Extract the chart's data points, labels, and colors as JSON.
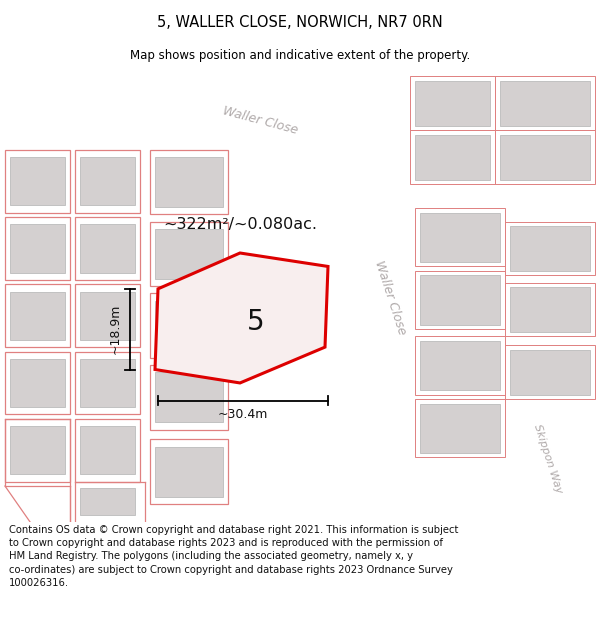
{
  "title": "5, WALLER CLOSE, NORWICH, NR7 0RN",
  "subtitle": "Map shows position and indicative extent of the property.",
  "footer_line1": "Contains OS data © Crown copyright and database right 2021. This information is subject",
  "footer_line2": "to Crown copyright and database rights 2023 and is reproduced with the permission of",
  "footer_line3": "HM Land Registry. The polygons (including the associated geometry, namely x, y",
  "footer_line4": "co-ordinates) are subject to Crown copyright and database rights 2023 Ordnance Survey",
  "footer_line5": "100026316.",
  "bg_color": "#f2f0f0",
  "road_color": "#ffffff",
  "building_fill": "#d4d0d0",
  "building_edge": "#bbbbbb",
  "parcel_edge_color": "#e08080",
  "highlight_edge": "#dd0000",
  "highlight_fill": "#f8eeee",
  "area_text": "~322m²/~0.080ac.",
  "label_text": "5",
  "dim_width": "~30.4m",
  "dim_height": "~18.9m",
  "road_label_top": "Waller Close",
  "road_label_right": "Waller Close",
  "road_label_br": "Skippon Way",
  "road_text_color": "#b0aaaa"
}
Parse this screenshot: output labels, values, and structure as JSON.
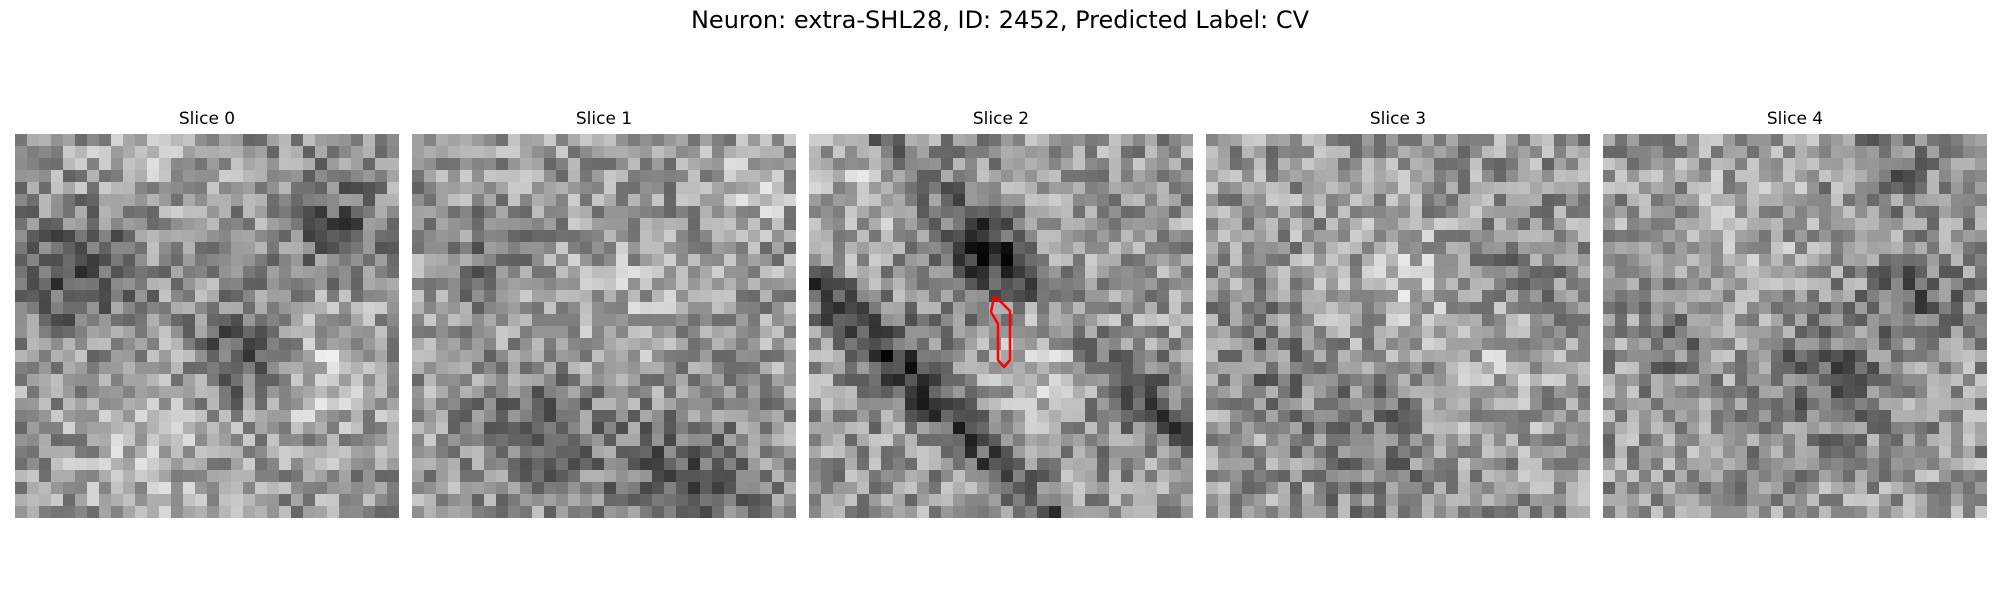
{
  "figure": {
    "title": "Neuron: extra-SHL28, ID: 2452, Predicted Label: CV"
  },
  "panels": [
    {
      "title": "Slice 0"
    },
    {
      "title": "Slice 1"
    },
    {
      "title": "Slice 2"
    },
    {
      "title": "Slice 3"
    },
    {
      "title": "Slice 4"
    }
  ],
  "colors": {
    "background": "#ffffff",
    "contour": "#ff0000",
    "colormap": "gray"
  }
}
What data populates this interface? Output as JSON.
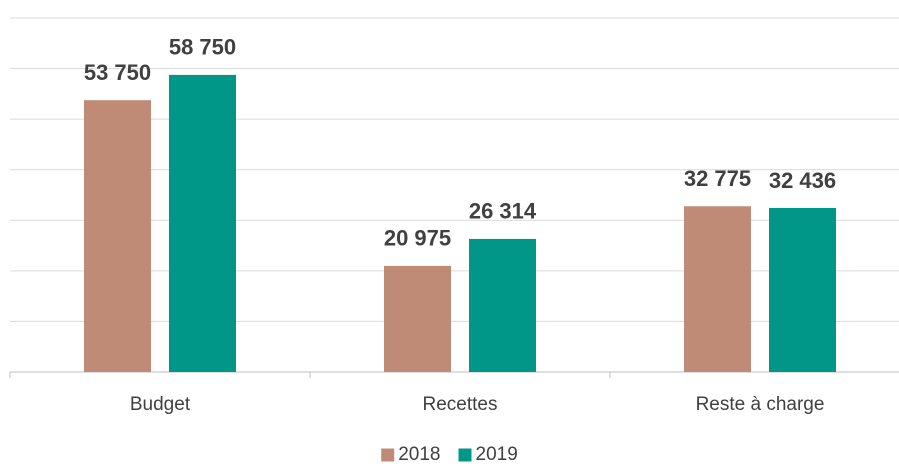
{
  "chart_data": {
    "type": "bar",
    "categories": [
      "Budget",
      "Recettes",
      "Reste à charge"
    ],
    "series": [
      {
        "name": "2018",
        "color": "#bf8b76",
        "values": [
          53750,
          20975,
          32775
        ],
        "value_labels": [
          "53 750",
          "20 975",
          "32 775"
        ]
      },
      {
        "name": "2019",
        "color": "#009688",
        "values": [
          58750,
          26314,
          32436
        ],
        "value_labels": [
          "58 750",
          "26 314",
          "32 436"
        ]
      }
    ],
    "ylim": [
      0,
      70000
    ],
    "yticks": [
      0,
      10000,
      20000,
      30000,
      40000,
      50000,
      60000,
      70000
    ],
    "grid": true,
    "legend": "bottom"
  }
}
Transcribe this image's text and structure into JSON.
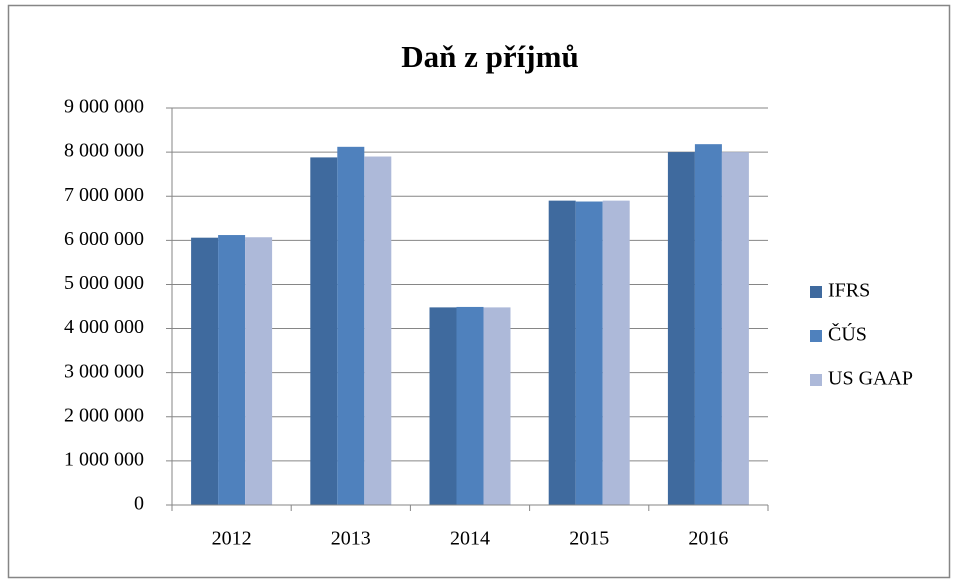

---------------

**Required work**
Collect each line of the entries that has the word "rights", copying it in full.

**Exercise response**
  "footer_line2": "to Crown copyright and database rights 2023 and is reproduced with the permission of",
  "footer_line4": "co-ordinates) are subject to Crown copyright and database rights 2023 Ordnance Survey",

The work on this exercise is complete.